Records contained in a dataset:

--------------------------------

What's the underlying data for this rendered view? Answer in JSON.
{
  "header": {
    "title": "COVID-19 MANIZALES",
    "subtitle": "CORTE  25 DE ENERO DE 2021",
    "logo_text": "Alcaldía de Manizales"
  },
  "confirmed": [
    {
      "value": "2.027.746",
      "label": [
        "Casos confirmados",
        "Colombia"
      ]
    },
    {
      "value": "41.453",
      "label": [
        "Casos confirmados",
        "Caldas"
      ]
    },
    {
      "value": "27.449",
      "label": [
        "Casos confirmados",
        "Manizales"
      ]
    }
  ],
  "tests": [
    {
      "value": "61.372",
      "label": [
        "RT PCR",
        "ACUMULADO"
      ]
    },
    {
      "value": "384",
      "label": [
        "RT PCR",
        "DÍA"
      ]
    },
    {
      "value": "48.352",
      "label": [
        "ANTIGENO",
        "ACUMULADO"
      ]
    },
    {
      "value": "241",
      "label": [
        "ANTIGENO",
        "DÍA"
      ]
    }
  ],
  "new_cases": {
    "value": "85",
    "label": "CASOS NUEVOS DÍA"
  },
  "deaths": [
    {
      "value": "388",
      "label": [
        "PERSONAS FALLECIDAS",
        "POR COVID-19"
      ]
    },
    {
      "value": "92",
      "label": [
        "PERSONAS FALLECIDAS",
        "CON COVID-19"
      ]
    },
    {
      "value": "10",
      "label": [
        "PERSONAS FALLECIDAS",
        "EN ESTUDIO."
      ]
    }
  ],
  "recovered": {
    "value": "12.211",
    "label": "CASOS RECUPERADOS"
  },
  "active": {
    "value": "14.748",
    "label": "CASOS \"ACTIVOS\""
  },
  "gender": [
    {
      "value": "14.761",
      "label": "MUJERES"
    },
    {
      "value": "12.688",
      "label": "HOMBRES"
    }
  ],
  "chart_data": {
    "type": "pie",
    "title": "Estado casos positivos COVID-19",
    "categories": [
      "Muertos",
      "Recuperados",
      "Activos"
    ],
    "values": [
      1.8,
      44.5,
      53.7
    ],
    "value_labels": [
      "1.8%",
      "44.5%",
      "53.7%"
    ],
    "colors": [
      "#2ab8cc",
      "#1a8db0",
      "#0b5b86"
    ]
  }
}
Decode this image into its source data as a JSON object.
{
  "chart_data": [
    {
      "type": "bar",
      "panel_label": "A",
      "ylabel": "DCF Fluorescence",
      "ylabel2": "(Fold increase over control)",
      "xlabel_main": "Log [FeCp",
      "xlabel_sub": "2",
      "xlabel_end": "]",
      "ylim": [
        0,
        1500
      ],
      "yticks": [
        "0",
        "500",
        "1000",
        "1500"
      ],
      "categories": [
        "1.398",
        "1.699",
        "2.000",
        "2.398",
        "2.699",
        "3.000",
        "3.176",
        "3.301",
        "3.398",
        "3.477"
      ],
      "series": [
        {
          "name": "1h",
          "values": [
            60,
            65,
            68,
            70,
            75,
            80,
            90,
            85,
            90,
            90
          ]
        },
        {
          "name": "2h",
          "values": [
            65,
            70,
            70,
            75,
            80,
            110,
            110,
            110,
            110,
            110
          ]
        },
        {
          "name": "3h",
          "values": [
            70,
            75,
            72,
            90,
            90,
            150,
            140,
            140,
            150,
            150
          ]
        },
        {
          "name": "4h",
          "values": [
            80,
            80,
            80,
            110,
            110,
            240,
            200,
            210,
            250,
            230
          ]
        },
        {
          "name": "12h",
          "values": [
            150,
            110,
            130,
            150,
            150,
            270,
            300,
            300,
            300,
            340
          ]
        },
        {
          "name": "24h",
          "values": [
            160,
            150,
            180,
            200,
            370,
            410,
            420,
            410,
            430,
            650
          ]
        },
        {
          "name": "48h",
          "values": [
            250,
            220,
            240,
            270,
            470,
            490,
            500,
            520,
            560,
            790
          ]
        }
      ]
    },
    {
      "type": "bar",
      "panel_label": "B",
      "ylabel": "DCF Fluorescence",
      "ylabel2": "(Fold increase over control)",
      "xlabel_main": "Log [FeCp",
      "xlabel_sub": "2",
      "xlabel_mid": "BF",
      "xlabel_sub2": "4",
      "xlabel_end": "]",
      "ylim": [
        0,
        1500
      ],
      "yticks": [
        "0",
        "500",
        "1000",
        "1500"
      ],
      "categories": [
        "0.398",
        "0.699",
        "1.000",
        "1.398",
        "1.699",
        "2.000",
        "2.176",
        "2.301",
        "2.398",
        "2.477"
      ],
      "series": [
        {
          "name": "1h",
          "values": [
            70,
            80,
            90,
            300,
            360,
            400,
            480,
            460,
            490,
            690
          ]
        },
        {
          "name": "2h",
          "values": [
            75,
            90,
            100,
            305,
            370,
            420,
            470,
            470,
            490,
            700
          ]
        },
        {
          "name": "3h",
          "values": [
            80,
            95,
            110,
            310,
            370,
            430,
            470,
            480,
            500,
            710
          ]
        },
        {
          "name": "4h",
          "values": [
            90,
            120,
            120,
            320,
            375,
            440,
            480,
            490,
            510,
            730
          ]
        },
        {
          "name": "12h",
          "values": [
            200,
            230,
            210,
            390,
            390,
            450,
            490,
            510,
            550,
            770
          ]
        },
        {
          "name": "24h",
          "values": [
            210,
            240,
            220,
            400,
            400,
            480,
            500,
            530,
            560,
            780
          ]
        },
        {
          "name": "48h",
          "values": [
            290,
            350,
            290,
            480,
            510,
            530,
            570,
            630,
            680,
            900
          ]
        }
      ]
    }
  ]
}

--------------------------------

Direction
Write out the whole listing again. Match it word for word.

Complete answer
What's the underlying data for this rendered view? Answer in JSON.
{
  "header": {
    "title": "COVID-19 MANIZALES",
    "subtitle": "CORTE  25 DE ENERO DE 2021",
    "logo_text": "Alcaldía de Manizales"
  },
  "confirmed": [
    {
      "value": "2.027.746",
      "label": [
        "Casos confirmados",
        "Colombia"
      ]
    },
    {
      "value": "41.453",
      "label": [
        "Casos confirmados",
        "Caldas"
      ]
    },
    {
      "value": "27.449",
      "label": [
        "Casos confirmados",
        "Manizales"
      ]
    }
  ],
  "tests": [
    {
      "value": "61.372",
      "label": [
        "RT PCR",
        "ACUMULADO"
      ]
    },
    {
      "value": "384",
      "label": [
        "RT PCR",
        "DÍA"
      ]
    },
    {
      "value": "48.352",
      "label": [
        "ANTIGENO",
        "ACUMULADO"
      ]
    },
    {
      "value": "241",
      "label": [
        "ANTIGENO",
        "DÍA"
      ]
    }
  ],
  "new_cases": {
    "value": "85",
    "label": "CASOS NUEVOS DÍA"
  },
  "deaths": [
    {
      "value": "388",
      "label": [
        "PERSONAS FALLECIDAS",
        "POR COVID-19"
      ]
    },
    {
      "value": "92",
      "label": [
        "PERSONAS FALLECIDAS",
        "CON COVID-19"
      ]
    },
    {
      "value": "10",
      "label": [
        "PERSONAS FALLECIDAS",
        "EN ESTUDIO."
      ]
    }
  ],
  "recovered": {
    "value": "12.211",
    "label": "CASOS RECUPERADOS"
  },
  "active": {
    "value": "14.748",
    "label": "CASOS \"ACTIVOS\""
  },
  "gender": [
    {
      "value": "14.761",
      "label": "MUJERES"
    },
    {
      "value": "12.688",
      "label": "HOMBRES"
    }
  ],
  "chart_data": {
    "type": "pie",
    "title": "Estado casos positivos COVID-19",
    "categories": [
      "Muertos",
      "Recuperados",
      "Activos"
    ],
    "values": [
      1.8,
      44.5,
      53.7
    ],
    "value_labels": [
      "1.8%",
      "44.5%",
      "53.7%"
    ],
    "colors": [
      "#2ab8cc",
      "#1a8db0",
      "#0b5b86"
    ]
  }
}
Decode this image into its source data as a JSON object.
{
  "chart_data": [
    {
      "type": "bar",
      "panel_label": "A",
      "ylabel": "DCF Fluorescence",
      "ylabel2": "(Fold increase over control)",
      "xlabel_main": "Log [FeCp",
      "xlabel_sub": "2",
      "xlabel_end": "]",
      "ylim": [
        0,
        1500
      ],
      "yticks": [
        "0",
        "500",
        "1000",
        "1500"
      ],
      "categories": [
        "1.398",
        "1.699",
        "2.000",
        "2.398",
        "2.699",
        "3.000",
        "3.176",
        "3.301",
        "3.398",
        "3.477"
      ],
      "series": [
        {
          "name": "1h",
          "values": [
            60,
            65,
            68,
            70,
            75,
            80,
            90,
            85,
            90,
            90
          ]
        },
        {
          "name": "2h",
          "values": [
            65,
            70,
            70,
            75,
            80,
            110,
            110,
            110,
            110,
            110
          ]
        },
        {
          "name": "3h",
          "values": [
            70,
            75,
            72,
            90,
            90,
            150,
            140,
            140,
            150,
            150
          ]
        },
        {
          "name": "4h",
          "values": [
            80,
            80,
            80,
            110,
            110,
            240,
            200,
            210,
            250,
            230
          ]
        },
        {
          "name": "12h",
          "values": [
            150,
            110,
            130,
            150,
            150,
            270,
            300,
            300,
            300,
            340
          ]
        },
        {
          "name": "24h",
          "values": [
            160,
            150,
            180,
            200,
            370,
            410,
            420,
            410,
            430,
            650
          ]
        },
        {
          "name": "48h",
          "values": [
            250,
            220,
            240,
            270,
            470,
            490,
            500,
            520,
            560,
            790
          ]
        }
      ]
    },
    {
      "type": "bar",
      "panel_label": "B",
      "ylabel": "DCF Fluorescence",
      "ylabel2": "(Fold increase over control)",
      "xlabel_main": "Log [FeCp",
      "xlabel_sub": "2",
      "xlabel_mid": "BF",
      "xlabel_sub2": "4",
      "xlabel_end": "]",
      "ylim": [
        0,
        1500
      ],
      "yticks": [
        "0",
        "500",
        "1000",
        "1500"
      ],
      "categories": [
        "0.398",
        "0.699",
        "1.000",
        "1.398",
        "1.699",
        "2.000",
        "2.176",
        "2.301",
        "2.398",
        "2.477"
      ],
      "series": [
        {
          "name": "1h",
          "values": [
            70,
            80,
            90,
            300,
            360,
            400,
            480,
            460,
            490,
            690
          ]
        },
        {
          "name": "2h",
          "values": [
            75,
            90,
            100,
            305,
            370,
            420,
            470,
            470,
            490,
            700
          ]
        },
        {
          "name": "3h",
          "values": [
            80,
            95,
            110,
            310,
            370,
            430,
            470,
            480,
            500,
            710
          ]
        },
        {
          "name": "4h",
          "values": [
            90,
            120,
            120,
            320,
            375,
            440,
            480,
            490,
            510,
            730
          ]
        },
        {
          "name": "12h",
          "values": [
            200,
            230,
            210,
            390,
            390,
            450,
            490,
            510,
            550,
            770
          ]
        },
        {
          "name": "24h",
          "values": [
            210,
            240,
            220,
            400,
            400,
            480,
            500,
            530,
            560,
            780
          ]
        },
        {
          "name": "48h",
          "values": [
            290,
            350,
            290,
            480,
            510,
            530,
            570,
            630,
            680,
            900
          ]
        }
      ]
    }
  ]
}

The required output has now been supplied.